現在說我們想要預測 12 個月的數據，就像 SILSO（世界數據中心，用於生產、保存和傳播國際太陽黑子觀測）所做的。我們通過 Keras 實現這一目標的方法是使 LSTM 隱藏狀態與後續輸出有相同的長度。因此，如果我們想要產生 12 個月的預測，我們的 LSTM 隱藏狀態長度應該是 12。（譯註：原始數據的周期大約是 10 到 11 年，使用相鄰兩年的數據不能涵蓋一個完整的周期，致使模型無法學習到和周期有關的模式，最終表現可能不佳。）

然後使用 time_distributed() 包裝器將這 12 個時間步連接到 12 個線性預測器單元。該包裝器的任務是將相同的計算（即，相同的權重矩陣）應用於它接收的每個狀態輸入。

目標數組的格式應該是什麼？由於我們在這裡預測了幾個時間步，目標數據也需要是 3 維的。維度 1 同樣是批量維度，維度 2 同樣對應於時間步（被預測的），維度 3 是包裝層的大小。在我們的例子中，包裝層是單個單元的 layer_dense()，因為我們希望每個時間點只有一個預測。

所以，讓我們調整數據形狀。這裡的主要動作是用滑動視窗創建長度 12 的輸入，後續 12 個觀測作為輸出。舉個更簡單的例子，假設我們的輸入是從 1 到 10 的數字，我們選擇的序列長度（狀態大小）是 4，下麵就是我們希望我們的訓練輸入看起來的樣子：

1,2,3,4
2,3,4,5
3,4,5,6

相應的目標數據：

5,6,7,8
6,7,8,9
7,8,9,10

我們將定義一個簡短的函數，對給定的數據集進行調整。最後，我們形式上添加了需要的第三個維度（即使在我們的例子中該維度的大小為 1）。

# these variables are being defined just because of the order in which
# we present things in this post (first the data, then the model)
# they will be superseded by FLAGS$n_timesteps, FLAGS$batch_size and n_predictions
# in the following snippet
n_timesteps <- 12
n_predictions <- n_timesteps
batch_size <- 10

# functions used
build_matrix <- function(tseries,
                         overall_timesteps)
{
    t(sapply(
        1:(length(tseries) - overall_timesteps + 1),
        function(x) tseries[x:(x + overall_timesteps - 1)]))
}

reshape_X_3d <- function(X)
{
    dim(X) <- c(dim(X)[1], dim(X)[2], 1)
    X
}

# extract values from data frame
train_vals <- df_processed_tbl %>%
    filter(key == "training") %>%
    select(value) %>%
    pull()
valid_vals <- df_processed_tbl %>%
    filter(key == "validation") %>%
    select(value) %>%
    pull()
test_vals <- df_processed_tbl %>%
    filter(key == "testing") %>%
    select(value) %>%
    pull()

# build the windowed matrices
train_matrix <- build_matrix(
    train_vals, n_timesteps + n_predictions)
valid_matrix <- build_matrix(
    valid_vals, n_timesteps + n_predictions)
test_matrix <- build_matrix(
    test_vals, n_timesteps + n_predictions)

# separate matrices into training and testing parts
# also, discard last batch if there are fewer than batch_size samples
# (a purely technical requirement)
::::::::
練習題目:
[a] 根據這段關於 LSTM 時序預測的文字，time_distributed() 包裝器的任務是什麼？
[b] 把這段關於 LSTM 時序預測的文字從「我們將定義一個簡短的函數，對」開始、到「overall_timesteps)」結束的部分重寫一遍，並將其中的「batch_size」替換為「batch_len」。
[c] 從這段關於 LSTM 時序預測的文字的最後一句之後接著續寫。
資料集中的各行與這幾道題目無關。

資料集:
::::::::
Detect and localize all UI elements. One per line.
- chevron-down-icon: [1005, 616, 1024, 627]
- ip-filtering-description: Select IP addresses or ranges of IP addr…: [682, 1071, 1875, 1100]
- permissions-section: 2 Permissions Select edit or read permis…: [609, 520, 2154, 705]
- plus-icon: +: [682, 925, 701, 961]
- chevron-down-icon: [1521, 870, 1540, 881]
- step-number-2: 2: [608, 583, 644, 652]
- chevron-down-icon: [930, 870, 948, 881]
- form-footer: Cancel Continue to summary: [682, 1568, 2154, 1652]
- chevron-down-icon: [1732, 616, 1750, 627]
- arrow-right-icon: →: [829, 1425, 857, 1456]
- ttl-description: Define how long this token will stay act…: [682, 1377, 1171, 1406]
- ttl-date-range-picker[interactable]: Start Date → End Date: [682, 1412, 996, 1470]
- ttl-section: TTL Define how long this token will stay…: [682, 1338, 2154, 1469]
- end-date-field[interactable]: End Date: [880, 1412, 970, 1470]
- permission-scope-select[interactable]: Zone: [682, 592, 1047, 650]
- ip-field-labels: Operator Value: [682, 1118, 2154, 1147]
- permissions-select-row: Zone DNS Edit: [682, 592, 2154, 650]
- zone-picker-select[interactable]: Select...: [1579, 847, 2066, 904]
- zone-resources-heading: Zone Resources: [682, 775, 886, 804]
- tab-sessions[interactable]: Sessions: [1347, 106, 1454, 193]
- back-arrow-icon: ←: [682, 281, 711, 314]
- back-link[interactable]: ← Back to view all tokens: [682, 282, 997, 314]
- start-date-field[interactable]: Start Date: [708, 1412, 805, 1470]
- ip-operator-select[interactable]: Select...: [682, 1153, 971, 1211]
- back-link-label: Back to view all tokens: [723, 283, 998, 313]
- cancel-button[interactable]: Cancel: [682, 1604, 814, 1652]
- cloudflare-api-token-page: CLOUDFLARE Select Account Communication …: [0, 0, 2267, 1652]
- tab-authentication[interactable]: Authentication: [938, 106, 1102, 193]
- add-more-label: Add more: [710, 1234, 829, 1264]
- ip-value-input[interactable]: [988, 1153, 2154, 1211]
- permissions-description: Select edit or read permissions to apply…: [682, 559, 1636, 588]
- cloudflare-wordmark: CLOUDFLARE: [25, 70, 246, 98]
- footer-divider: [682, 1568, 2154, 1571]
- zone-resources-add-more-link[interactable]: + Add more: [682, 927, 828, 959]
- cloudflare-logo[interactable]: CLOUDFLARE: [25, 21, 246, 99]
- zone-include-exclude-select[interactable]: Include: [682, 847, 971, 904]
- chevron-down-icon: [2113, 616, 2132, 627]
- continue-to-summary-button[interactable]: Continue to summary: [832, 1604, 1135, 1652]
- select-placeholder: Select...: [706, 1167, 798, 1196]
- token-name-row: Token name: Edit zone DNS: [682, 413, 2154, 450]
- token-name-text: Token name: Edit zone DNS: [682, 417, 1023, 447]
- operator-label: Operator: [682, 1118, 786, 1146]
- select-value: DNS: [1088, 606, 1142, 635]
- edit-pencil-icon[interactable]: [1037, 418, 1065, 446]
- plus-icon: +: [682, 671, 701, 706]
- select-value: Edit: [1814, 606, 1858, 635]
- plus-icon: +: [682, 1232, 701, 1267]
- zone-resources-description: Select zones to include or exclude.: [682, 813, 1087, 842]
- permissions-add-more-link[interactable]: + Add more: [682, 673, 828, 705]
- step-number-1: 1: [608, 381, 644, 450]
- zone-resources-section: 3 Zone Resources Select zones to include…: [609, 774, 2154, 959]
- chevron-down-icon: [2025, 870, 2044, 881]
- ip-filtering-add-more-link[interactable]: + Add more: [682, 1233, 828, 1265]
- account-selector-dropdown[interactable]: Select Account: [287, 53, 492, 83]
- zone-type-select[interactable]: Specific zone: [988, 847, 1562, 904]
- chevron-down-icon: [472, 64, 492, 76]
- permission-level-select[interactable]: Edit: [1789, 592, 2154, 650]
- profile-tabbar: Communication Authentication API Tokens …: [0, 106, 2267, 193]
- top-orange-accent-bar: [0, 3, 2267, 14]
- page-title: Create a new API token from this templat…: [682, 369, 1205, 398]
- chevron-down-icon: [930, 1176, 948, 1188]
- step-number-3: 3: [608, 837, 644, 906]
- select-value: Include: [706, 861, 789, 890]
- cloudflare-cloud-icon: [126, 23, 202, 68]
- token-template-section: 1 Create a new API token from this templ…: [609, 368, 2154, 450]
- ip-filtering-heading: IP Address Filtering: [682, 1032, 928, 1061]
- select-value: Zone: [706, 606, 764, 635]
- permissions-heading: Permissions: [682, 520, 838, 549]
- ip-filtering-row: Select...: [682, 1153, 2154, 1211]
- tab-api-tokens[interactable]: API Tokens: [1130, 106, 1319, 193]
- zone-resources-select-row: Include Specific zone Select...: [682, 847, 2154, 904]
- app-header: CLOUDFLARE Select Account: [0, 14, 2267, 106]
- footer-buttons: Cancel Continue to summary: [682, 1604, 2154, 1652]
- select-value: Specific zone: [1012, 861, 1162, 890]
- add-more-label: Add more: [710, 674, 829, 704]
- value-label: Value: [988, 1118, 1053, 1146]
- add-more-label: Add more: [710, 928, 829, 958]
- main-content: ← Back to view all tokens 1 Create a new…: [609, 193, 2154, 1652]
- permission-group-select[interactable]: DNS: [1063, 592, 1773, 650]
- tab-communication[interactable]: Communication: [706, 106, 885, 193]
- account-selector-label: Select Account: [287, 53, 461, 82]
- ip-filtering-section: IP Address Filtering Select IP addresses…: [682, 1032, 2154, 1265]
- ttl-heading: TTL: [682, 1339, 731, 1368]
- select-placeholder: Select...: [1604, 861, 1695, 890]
::::::::
參考答案:
[a] 將相同的計算（即相同的權重矩陣）應用於它接收的每個狀態輸入。

[b]
我們將定義一個簡短的函數，對給定的數據集進行調整。最後，我們形式上添加了需要的第三個維度（即使在我們的例子中該維度的大小為 1）。

# these variables are being defined just because of the order in which
# we present things in this post (first the data, then the model)
# they will be superseded by FLAGS$n_timesteps, FLAGS$batch_len and n_predictions
# in the following snippet
n_timesteps <- 12
n_predictions <- n_timesteps
batch_len <- 10

# functions used
build_matrix <- function(tseries,
                         overall_timesteps)

[c]
X_train <- train_matrix[, 1:n_timesteps]
y_train <- train_matrix[, (n_timesteps + 1):(n_timesteps * 2)]
X_train <- X_train[1:(nrow(X_train) %/% batch_size * batch_size), ]
y_train <- y_train[1:(nrow(y_train) %/% batch_size * batch_size), ]

X_valid <- valid_matrix[, 1:n_timesteps]
y_valid <- valid_matrix[, (n_timesteps + 1):(n_timesteps * 2)]
X_valid <- X_valid[1:(nrow(X_valid) %/% batch_size * batch_size), ]
y_valid <- y_valid[1:(nrow(y_valid) %/% batch_size * batch_size), ]

X_test <- test_matrix[, 1:n_timesteps]
y_test <- test_matrix[, (n_timesteps + 1):(n_timesteps * 2)]
X_test <- X_test[1:(nrow(X_test) %/% batch_size * batch_size), ]
y_test <- y_test[1:(nrow(y_test) %/% batch_size * batch_size), ]
# add on the required third axis
X_train <- reshape_X_3d(X_train)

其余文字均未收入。